## Source

::::

Posted 2 years, 4 months ago at 4:44 pm. 14 comments

I just got an angst filled PM from mitch01 from the ocau forums.

Subject:Someones got cranky pants. Time O’ the month eh?

Funny because UP UNTIL THIS POINT, I really didnt have anything against you.. then again you aren’t “cool” unless you are jumping on the proverbial bandwagon.

If you have a problem with someone, deal with it in an adult and mature way, you are an adult aren’t you?

Anyway perhaps you should actually find a little about someone and who they really are before you start shooting off bullets left, right, and centre in a valiant attempt to be popular and fit in with the crowd.

I actually talk outside of OCAU (on MSN/ICQ) with someone you know, and are helping her out a little … you’ll find if you talk to her there is a vastly different opinion of me, than what most people PERCEIVE me to be on here.

::::

## Element boundary records
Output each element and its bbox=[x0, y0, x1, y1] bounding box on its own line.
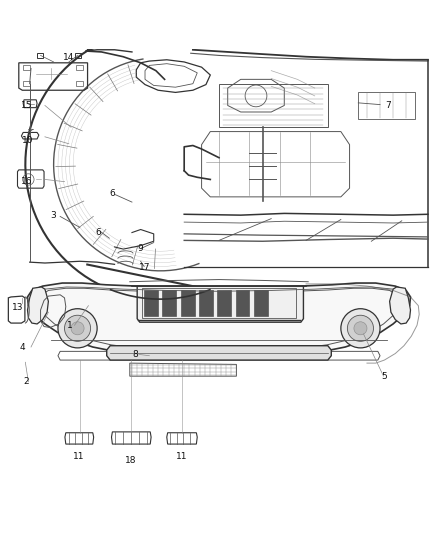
Text: 3: 3 bbox=[50, 211, 56, 220]
Bar bbox=[23, 64, 30, 70]
Bar bbox=[23, 81, 30, 86]
Text: 14: 14 bbox=[63, 53, 74, 62]
Polygon shape bbox=[28, 283, 410, 357]
Text: 18: 18 bbox=[125, 456, 137, 465]
Polygon shape bbox=[144, 290, 158, 316]
Circle shape bbox=[341, 309, 380, 348]
Polygon shape bbox=[254, 290, 268, 316]
Polygon shape bbox=[181, 290, 194, 316]
Polygon shape bbox=[199, 290, 213, 316]
Polygon shape bbox=[162, 290, 177, 316]
Circle shape bbox=[64, 315, 91, 341]
Polygon shape bbox=[28, 287, 48, 324]
Text: 9: 9 bbox=[137, 244, 143, 253]
Polygon shape bbox=[217, 290, 231, 316]
Circle shape bbox=[58, 309, 97, 348]
Circle shape bbox=[354, 322, 367, 335]
Text: 10: 10 bbox=[22, 136, 33, 145]
Text: 11: 11 bbox=[176, 452, 188, 461]
Text: 6: 6 bbox=[95, 228, 101, 237]
Text: 1: 1 bbox=[67, 321, 73, 330]
Text: 17: 17 bbox=[139, 263, 151, 272]
Text: 7: 7 bbox=[385, 101, 391, 110]
Text: 16: 16 bbox=[21, 177, 32, 186]
Text: 8: 8 bbox=[133, 350, 138, 359]
Bar bbox=[76, 81, 83, 86]
Text: 2: 2 bbox=[24, 377, 29, 386]
Text: 6: 6 bbox=[110, 189, 115, 198]
Text: 5: 5 bbox=[381, 372, 387, 381]
Polygon shape bbox=[137, 286, 304, 322]
Circle shape bbox=[347, 315, 374, 341]
Bar bbox=[76, 64, 83, 70]
Bar bbox=[37, 53, 43, 58]
Polygon shape bbox=[107, 346, 331, 360]
Text: 13: 13 bbox=[12, 303, 24, 312]
Bar bbox=[74, 53, 81, 58]
Polygon shape bbox=[236, 290, 250, 316]
Text: 4: 4 bbox=[19, 343, 25, 352]
Circle shape bbox=[71, 322, 84, 335]
Text: 15: 15 bbox=[21, 101, 32, 110]
Polygon shape bbox=[390, 287, 410, 324]
Text: 11: 11 bbox=[73, 452, 85, 461]
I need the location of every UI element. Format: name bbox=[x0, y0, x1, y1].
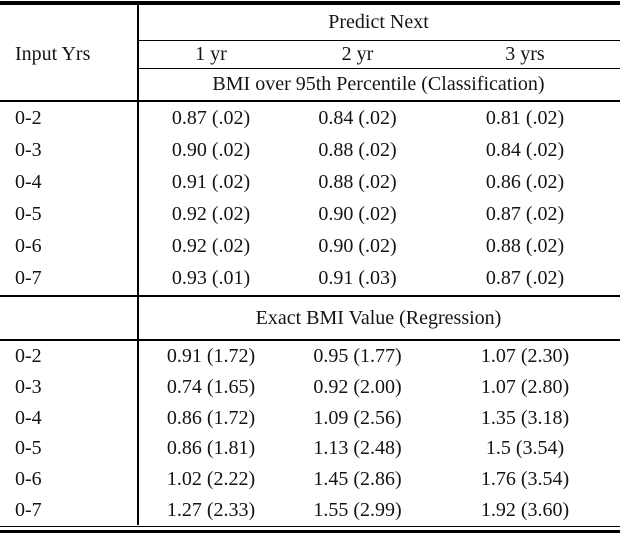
section-header-classification: BMI over 95th Percentile (Classification… bbox=[0, 69, 620, 100]
regression-section-title: Exact BMI Value (Regression) bbox=[255, 306, 502, 329]
cell-value: 1.45 (2.86) bbox=[313, 468, 402, 491]
input-yrs-label: Input Yrs bbox=[15, 43, 91, 65]
cell-value: 0.88 (.02) bbox=[318, 138, 397, 161]
cell-value: 0.81 (.02) bbox=[485, 106, 565, 129]
table-row: 0-3 0.90 (.02) 0.88 (.02) 0.84 (.02) bbox=[0, 134, 620, 166]
row-label: 0-4 bbox=[15, 406, 42, 429]
top-rule bbox=[0, 1, 620, 5]
row-label: 0-7 bbox=[15, 267, 42, 290]
cell-value: 0.74 (1.65) bbox=[166, 375, 256, 398]
cell-value: 0.87 (.02) bbox=[171, 106, 251, 129]
cell-value: 0.86 (.02) bbox=[485, 170, 565, 193]
mid-rule-3 bbox=[0, 339, 620, 341]
bottom-rule-thick bbox=[0, 530, 620, 533]
cell-value: 1.92 (3.60) bbox=[480, 499, 570, 522]
table-row: 0-4 0.86 (1.72) 1.09 (2.56) 1.35 (3.18) bbox=[0, 403, 620, 434]
row-label: 0-5 bbox=[15, 437, 42, 460]
cell-value: 0.95 (1.77) bbox=[313, 344, 402, 367]
table-row: 0-5 0.92 (.02) 0.90 (.02) 0.87 (.02) bbox=[0, 199, 620, 231]
mid-rule-2 bbox=[0, 295, 620, 297]
table-row: 0-7 1.27 (2.33) 1.55 (2.99) 1.92 (3.60) bbox=[0, 495, 620, 526]
cell-value: 0.93 (.01) bbox=[171, 267, 251, 290]
cell-value: 1.5 (3.54) bbox=[485, 437, 565, 460]
cell-value: 1.02 (2.22) bbox=[166, 468, 256, 491]
cell-value: 0.86 (1.81) bbox=[166, 437, 256, 460]
classification-section-title: BMI over 95th Percentile (Classification… bbox=[212, 73, 545, 95]
cell-value: 0.92 (.02) bbox=[171, 203, 251, 226]
cell-value: 1.35 (3.18) bbox=[480, 406, 570, 429]
table-row: 0-4 0.91 (.02) 0.88 (.02) 0.86 (.02) bbox=[0, 166, 620, 198]
cell-value: 1.07 (2.80) bbox=[480, 375, 570, 398]
cell-value: 1.07 (2.30) bbox=[480, 344, 570, 367]
cell-value: 1.09 (2.56) bbox=[313, 406, 402, 429]
col-header-1yr: 1 yr bbox=[195, 43, 227, 65]
table-row: 0-5 0.86 (1.81) 1.13 (2.48) 1.5 (3.54) bbox=[0, 433, 620, 464]
header-row-columns: Input Yrs 1 yr 2 yr 3 yrs bbox=[0, 41, 620, 68]
mid-rule-1 bbox=[0, 100, 620, 102]
cell-value: 1.13 (2.48) bbox=[313, 437, 402, 460]
row-label: 0-3 bbox=[15, 375, 42, 398]
row-label: 0-3 bbox=[15, 138, 42, 161]
cell-value: 0.90 (.02) bbox=[318, 235, 397, 258]
row-label: 0-6 bbox=[15, 235, 42, 258]
cell-value: 1.55 (2.99) bbox=[313, 499, 402, 522]
cmid-rule-2 bbox=[137, 68, 620, 69]
cell-value: 0.91 (1.72) bbox=[166, 344, 256, 367]
section-header-regression: Exact BMI Value (Regression) bbox=[0, 297, 620, 339]
cell-value: 0.91 (.02) bbox=[171, 170, 251, 193]
col-header-2yr: 2 yr bbox=[341, 43, 374, 65]
cell-value: 1.27 (2.33) bbox=[166, 499, 256, 522]
cell-value: 0.84 (.02) bbox=[318, 106, 397, 129]
row-label: 0-5 bbox=[15, 203, 42, 226]
cell-value: 0.87 (.02) bbox=[485, 203, 565, 226]
cell-value: 1.76 (3.54) bbox=[480, 468, 570, 491]
row-label: 0-7 bbox=[15, 499, 42, 522]
cell-value: 0.90 (.02) bbox=[171, 138, 251, 161]
table-row: 0-3 0.74 (1.65) 0.92 (2.00) 1.07 (2.80) bbox=[0, 372, 620, 403]
cmid-rule-1 bbox=[137, 40, 620, 41]
cell-value: 0.87 (.02) bbox=[485, 267, 565, 290]
table-row: 0-6 1.02 (2.22) 1.45 (2.86) 1.76 (3.54) bbox=[0, 464, 620, 495]
cell-value: 0.88 (.02) bbox=[485, 235, 565, 258]
cell-value: 0.86 (1.72) bbox=[166, 406, 256, 429]
bottom-rule-thin bbox=[0, 526, 620, 527]
row-label: 0-6 bbox=[15, 468, 42, 491]
regression-rows: 0-2 0.91 (1.72) 0.95 (1.77) 1.07 (2.30) … bbox=[0, 341, 620, 526]
classification-rows: 0-2 0.87 (.02) 0.84 (.02) 0.81 (.02) 0-3… bbox=[0, 102, 620, 295]
cell-value: 0.90 (.02) bbox=[318, 203, 397, 226]
table-row: 0-7 0.93 (.01) 0.91 (.03) 0.87 (.02) bbox=[0, 263, 620, 295]
table-row: 0-2 0.91 (1.72) 0.95 (1.77) 1.07 (2.30) bbox=[0, 341, 620, 372]
cell-value: 0.92 (2.00) bbox=[313, 375, 402, 398]
cell-value: 0.91 (.03) bbox=[318, 267, 397, 290]
cell-value: 0.92 (.02) bbox=[171, 235, 251, 258]
row-label: 0-4 bbox=[15, 170, 42, 193]
col-header-3yrs: 3 yrs bbox=[505, 43, 545, 65]
table-row: 0-2 0.87 (.02) 0.84 (.02) 0.81 (.02) bbox=[0, 102, 620, 134]
header-row-predict-next: Predict Next bbox=[0, 5, 620, 40]
row-label: 0-2 bbox=[15, 106, 42, 129]
cell-value: 0.84 (.02) bbox=[485, 138, 565, 161]
row-label: 0-2 bbox=[15, 344, 42, 367]
cell-value: 0.88 (.02) bbox=[318, 170, 397, 193]
table-row: 0-6 0.92 (.02) 0.90 (.02) 0.88 (.02) bbox=[0, 231, 620, 263]
predict-next-label: Predict Next bbox=[328, 11, 429, 33]
column-divider-line bbox=[137, 5, 139, 525]
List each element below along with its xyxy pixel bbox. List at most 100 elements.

::::

## Set task A
Which online forums or messaging services does the post name?
## Set task B
Can you print the stretch of the post from "Anyway perhaps you" through "be on here."?

## Response A
OCAU, MSN, ICQ

## Response B
Anyway perhaps you should actually find a little about someone and who they really are before you start shooting off bullets left, right, and centre in a valiant attempt to be popular and fit in with the crowd.

I actually talk outside of OCAU (on MSN/ICQ) with someone you know, and are helping her out a little … you’ll find if you talk to her there is a vastly different opinion of me, than what most people PERCEIVE me to be on here.